=== Materials provided ===
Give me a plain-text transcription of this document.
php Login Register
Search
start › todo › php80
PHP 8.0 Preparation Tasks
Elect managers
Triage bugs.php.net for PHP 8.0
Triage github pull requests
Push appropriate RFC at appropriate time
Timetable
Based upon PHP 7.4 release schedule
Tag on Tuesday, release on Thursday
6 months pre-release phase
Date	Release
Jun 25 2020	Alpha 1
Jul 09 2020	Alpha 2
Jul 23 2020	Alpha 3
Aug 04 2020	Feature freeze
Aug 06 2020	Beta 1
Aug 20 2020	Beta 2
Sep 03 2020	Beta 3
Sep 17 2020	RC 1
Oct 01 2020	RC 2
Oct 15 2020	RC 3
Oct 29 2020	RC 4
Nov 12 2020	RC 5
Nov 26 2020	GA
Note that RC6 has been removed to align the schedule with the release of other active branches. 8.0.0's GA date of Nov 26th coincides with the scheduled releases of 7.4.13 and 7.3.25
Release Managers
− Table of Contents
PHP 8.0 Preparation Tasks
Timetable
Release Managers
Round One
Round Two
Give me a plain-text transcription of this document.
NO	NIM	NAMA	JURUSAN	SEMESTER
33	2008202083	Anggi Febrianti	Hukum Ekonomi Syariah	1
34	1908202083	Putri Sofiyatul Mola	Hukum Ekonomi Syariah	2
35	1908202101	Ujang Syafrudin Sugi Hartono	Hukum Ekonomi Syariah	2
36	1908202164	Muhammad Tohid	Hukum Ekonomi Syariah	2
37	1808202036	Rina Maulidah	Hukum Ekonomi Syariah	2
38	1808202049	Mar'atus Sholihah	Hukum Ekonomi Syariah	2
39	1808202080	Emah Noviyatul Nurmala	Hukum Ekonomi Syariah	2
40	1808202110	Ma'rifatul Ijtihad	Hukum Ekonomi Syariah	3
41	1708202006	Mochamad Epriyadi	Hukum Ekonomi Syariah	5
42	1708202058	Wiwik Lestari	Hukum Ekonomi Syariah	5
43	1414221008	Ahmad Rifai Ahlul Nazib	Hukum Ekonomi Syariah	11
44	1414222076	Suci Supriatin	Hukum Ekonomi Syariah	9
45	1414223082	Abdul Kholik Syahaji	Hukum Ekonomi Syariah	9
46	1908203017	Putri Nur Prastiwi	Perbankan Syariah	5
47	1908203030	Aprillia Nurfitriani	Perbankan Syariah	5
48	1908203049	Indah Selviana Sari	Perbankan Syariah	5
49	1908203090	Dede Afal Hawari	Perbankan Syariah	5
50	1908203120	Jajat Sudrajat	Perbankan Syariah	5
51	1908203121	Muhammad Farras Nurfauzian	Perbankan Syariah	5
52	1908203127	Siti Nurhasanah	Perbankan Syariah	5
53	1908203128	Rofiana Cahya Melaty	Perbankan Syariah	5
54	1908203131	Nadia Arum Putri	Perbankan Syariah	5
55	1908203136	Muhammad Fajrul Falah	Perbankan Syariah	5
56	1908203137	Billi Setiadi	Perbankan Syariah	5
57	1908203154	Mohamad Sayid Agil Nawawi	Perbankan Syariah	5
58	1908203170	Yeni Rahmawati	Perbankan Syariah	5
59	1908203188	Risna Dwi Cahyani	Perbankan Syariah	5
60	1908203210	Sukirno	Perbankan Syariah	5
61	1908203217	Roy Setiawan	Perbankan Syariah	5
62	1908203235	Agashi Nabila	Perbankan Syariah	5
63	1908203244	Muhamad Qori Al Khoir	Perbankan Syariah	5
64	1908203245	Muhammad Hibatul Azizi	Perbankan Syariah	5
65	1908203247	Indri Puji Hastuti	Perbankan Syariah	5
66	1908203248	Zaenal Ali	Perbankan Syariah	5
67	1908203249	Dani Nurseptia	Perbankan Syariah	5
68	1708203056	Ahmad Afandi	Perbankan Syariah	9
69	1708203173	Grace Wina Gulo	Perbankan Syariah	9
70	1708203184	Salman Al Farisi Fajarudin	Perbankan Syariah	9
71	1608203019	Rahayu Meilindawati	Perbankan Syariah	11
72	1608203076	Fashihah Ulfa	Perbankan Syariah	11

=== Required task ===
Where a line contains the string "Alpha", extract that line.

=== Answer to the exercise ===
Jun 25 2020	Alpha 1
Jul 09 2020	Alpha 2
Jul 23 2020	Alpha 3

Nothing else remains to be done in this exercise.